**The task**
Change "Muy de acuerdo" to "Totalmente de acuerdo" in the lines from the first one to the line with "table-cell: 55.0% [448, 719, 672, 748]", and give those lines again with nothing else altered.

++++

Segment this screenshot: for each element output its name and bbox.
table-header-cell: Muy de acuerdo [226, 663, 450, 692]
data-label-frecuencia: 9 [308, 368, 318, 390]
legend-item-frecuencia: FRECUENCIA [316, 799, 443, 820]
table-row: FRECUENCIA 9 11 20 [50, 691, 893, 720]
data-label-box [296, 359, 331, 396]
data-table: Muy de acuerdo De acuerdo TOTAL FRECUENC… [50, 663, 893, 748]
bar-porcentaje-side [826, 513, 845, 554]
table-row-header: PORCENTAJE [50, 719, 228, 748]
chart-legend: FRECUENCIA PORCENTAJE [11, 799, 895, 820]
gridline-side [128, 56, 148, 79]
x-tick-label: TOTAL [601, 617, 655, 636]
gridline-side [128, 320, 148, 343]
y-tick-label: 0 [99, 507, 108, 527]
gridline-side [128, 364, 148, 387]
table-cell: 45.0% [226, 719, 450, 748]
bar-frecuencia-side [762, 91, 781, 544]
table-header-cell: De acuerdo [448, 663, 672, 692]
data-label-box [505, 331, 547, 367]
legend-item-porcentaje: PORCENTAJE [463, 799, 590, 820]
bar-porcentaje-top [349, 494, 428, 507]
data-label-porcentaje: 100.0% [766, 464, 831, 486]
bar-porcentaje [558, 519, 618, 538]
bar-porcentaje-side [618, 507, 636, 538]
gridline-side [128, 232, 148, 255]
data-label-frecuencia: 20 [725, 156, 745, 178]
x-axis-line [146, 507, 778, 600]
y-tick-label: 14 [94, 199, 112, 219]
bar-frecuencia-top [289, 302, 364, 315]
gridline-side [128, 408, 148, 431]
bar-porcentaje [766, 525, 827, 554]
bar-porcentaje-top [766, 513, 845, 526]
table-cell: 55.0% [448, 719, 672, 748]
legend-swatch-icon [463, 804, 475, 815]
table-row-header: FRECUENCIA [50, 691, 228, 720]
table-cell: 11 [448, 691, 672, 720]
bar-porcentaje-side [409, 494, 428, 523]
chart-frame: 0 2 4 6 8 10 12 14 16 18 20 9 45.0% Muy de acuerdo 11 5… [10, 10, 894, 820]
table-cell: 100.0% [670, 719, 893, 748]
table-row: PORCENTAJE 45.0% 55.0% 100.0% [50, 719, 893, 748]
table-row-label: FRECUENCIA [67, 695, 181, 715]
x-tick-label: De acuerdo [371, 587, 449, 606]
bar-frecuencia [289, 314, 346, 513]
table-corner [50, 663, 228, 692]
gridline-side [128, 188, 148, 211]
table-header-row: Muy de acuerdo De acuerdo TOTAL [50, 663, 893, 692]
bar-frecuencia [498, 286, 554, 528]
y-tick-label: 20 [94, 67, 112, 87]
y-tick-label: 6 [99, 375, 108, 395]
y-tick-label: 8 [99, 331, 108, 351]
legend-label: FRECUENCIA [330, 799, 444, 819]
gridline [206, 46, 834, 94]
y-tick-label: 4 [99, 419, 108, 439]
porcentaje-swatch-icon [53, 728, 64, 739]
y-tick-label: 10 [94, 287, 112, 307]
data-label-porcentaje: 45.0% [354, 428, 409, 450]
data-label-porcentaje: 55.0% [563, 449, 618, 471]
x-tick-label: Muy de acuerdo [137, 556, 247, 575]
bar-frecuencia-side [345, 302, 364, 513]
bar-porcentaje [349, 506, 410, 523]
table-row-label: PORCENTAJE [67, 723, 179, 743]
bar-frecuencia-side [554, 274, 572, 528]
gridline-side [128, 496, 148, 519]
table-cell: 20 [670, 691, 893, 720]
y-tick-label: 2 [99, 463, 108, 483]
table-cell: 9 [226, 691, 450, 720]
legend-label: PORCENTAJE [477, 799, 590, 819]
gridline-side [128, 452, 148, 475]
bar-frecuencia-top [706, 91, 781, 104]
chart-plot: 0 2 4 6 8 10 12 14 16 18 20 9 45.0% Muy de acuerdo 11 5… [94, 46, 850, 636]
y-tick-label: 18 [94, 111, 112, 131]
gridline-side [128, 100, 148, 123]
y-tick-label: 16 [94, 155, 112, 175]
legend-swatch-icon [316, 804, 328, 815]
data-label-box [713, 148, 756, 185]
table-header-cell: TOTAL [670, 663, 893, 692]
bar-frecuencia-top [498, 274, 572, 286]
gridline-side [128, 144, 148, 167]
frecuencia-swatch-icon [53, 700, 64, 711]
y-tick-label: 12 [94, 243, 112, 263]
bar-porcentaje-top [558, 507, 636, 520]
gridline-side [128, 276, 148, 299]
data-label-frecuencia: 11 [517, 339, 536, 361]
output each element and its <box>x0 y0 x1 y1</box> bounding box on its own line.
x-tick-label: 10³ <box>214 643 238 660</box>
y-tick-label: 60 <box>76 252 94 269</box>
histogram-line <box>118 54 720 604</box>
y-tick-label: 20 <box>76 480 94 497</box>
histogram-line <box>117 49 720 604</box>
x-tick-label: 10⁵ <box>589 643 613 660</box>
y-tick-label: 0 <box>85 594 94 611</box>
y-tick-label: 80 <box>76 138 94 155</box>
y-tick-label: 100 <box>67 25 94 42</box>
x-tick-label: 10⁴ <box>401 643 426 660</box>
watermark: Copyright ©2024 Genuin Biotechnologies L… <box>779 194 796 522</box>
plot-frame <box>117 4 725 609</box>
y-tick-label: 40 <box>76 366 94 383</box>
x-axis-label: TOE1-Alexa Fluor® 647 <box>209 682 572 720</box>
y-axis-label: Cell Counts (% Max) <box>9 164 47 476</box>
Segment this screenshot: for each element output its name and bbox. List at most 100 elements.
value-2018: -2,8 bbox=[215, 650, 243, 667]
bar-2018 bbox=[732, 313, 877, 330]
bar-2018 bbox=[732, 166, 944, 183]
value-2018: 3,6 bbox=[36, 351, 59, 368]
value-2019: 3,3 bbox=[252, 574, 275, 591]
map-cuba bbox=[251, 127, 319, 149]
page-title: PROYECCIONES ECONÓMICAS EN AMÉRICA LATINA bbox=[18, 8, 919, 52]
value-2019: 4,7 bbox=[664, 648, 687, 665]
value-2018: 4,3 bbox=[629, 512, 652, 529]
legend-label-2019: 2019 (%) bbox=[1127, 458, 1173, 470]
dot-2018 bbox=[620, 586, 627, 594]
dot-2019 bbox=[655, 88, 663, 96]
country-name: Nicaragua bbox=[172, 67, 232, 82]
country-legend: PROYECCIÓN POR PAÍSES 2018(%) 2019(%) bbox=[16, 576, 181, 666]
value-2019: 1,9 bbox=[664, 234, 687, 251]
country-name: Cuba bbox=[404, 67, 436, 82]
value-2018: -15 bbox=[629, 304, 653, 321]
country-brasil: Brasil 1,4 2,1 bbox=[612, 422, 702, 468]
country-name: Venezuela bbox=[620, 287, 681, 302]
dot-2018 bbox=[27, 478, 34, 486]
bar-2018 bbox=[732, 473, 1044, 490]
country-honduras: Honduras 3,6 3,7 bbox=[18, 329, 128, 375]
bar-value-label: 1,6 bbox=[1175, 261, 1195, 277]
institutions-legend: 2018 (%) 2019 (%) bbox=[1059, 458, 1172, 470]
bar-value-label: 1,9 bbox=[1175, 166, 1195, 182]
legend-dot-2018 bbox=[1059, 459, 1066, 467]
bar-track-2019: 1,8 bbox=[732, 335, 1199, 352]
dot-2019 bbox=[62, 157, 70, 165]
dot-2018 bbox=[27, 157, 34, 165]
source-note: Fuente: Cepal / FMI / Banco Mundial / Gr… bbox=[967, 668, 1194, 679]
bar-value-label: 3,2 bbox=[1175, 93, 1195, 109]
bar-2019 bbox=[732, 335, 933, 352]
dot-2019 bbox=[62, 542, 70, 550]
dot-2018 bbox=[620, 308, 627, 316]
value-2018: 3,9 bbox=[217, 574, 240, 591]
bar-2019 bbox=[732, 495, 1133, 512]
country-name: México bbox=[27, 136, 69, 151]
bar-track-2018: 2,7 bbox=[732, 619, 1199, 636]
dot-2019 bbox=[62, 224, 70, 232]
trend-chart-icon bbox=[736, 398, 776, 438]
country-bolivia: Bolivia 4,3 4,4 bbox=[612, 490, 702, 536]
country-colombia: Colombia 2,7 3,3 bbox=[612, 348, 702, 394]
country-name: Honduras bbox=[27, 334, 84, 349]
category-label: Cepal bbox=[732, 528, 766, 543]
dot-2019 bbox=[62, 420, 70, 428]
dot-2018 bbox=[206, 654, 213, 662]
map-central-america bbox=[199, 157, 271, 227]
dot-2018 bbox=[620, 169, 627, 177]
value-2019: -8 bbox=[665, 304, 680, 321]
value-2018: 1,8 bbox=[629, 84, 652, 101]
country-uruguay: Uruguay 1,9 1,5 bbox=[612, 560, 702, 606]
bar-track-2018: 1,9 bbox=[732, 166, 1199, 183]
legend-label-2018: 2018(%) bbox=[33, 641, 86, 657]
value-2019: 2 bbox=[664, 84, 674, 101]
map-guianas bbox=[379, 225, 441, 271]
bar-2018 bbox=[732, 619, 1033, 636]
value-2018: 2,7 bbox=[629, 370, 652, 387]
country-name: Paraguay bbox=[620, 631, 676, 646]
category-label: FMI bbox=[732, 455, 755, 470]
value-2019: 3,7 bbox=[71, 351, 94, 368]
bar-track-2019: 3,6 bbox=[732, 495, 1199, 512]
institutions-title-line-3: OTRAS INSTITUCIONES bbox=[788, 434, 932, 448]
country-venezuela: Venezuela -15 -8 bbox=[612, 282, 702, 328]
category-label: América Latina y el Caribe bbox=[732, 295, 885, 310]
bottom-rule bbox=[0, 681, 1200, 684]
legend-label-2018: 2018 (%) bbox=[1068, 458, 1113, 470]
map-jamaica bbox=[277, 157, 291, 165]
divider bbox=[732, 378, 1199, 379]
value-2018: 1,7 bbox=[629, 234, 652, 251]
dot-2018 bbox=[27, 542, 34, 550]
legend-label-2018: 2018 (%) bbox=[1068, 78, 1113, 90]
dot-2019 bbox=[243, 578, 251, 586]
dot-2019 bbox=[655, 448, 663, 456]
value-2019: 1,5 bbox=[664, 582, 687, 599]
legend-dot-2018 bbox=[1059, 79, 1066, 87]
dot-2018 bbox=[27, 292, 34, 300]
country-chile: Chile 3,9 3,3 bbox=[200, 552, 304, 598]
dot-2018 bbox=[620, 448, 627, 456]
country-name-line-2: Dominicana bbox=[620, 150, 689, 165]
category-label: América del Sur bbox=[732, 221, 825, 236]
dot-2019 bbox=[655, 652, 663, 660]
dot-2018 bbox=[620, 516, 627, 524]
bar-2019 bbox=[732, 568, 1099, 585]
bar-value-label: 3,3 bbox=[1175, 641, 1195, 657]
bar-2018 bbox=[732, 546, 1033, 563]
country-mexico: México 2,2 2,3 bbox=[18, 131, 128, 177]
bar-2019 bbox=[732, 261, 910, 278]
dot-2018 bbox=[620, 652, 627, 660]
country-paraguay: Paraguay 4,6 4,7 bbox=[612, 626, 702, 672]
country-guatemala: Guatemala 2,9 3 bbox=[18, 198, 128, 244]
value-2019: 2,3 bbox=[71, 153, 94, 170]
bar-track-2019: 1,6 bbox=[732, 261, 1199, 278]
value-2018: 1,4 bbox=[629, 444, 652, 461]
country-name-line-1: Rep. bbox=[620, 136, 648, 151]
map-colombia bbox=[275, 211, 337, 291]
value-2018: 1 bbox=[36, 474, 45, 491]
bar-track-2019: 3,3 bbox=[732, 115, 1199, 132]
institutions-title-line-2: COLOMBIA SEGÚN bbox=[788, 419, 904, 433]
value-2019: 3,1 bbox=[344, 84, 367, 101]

++++

**Result for this exercise**
Segment this screenshot: for each element output its name and bbox.
table-header-cell: Totalmente de acuerdo [226, 663, 450, 692]
data-label-frecuencia: 9 [308, 368, 318, 390]
legend-item-frecuencia: FRECUENCIA [316, 799, 443, 820]
table-row: FRECUENCIA 9 11 20 [50, 691, 893, 720]
data-label-box [296, 359, 331, 396]
data-table: Totalmente de acuerdo De acuerdo TOTAL FRECUENC… [50, 663, 893, 748]
bar-porcentaje-side [826, 513, 845, 554]
table-row-header: PORCENTAJE [50, 719, 228, 748]
chart-legend: FRECUENCIA PORCENTAJE [11, 799, 895, 820]
gridline-side [128, 56, 148, 79]
x-tick-label: TOTAL [601, 617, 655, 636]
gridline-side [128, 320, 148, 343]
y-tick-label: 0 [99, 507, 108, 527]
gridline-side [128, 364, 148, 387]
table-cell: 45.0% [226, 719, 450, 748]
bar-frecuencia-side [762, 91, 781, 544]
table-header-cell: De acuerdo [448, 663, 672, 692]
data-label-box [505, 331, 547, 367]
legend-item-porcentaje: PORCENTAJE [463, 799, 590, 820]
bar-porcentaje-top [349, 494, 428, 507]
data-label-porcentaje: 100.0% [766, 464, 831, 486]
bar-porcentaje [558, 519, 618, 538]
bar-porcentaje-side [618, 507, 636, 538]
gridline-side [128, 232, 148, 255]
data-label-frecuencia: 20 [725, 156, 745, 178]
x-axis-line [146, 507, 778, 600]
y-tick-label: 14 [94, 199, 112, 219]
bar-frecuencia-top [289, 302, 364, 315]
gridline-side [128, 408, 148, 431]
bar-porcentaje [766, 525, 827, 554]
bar-porcentaje-top [766, 513, 845, 526]
table-cell: 55.0% [448, 719, 672, 748]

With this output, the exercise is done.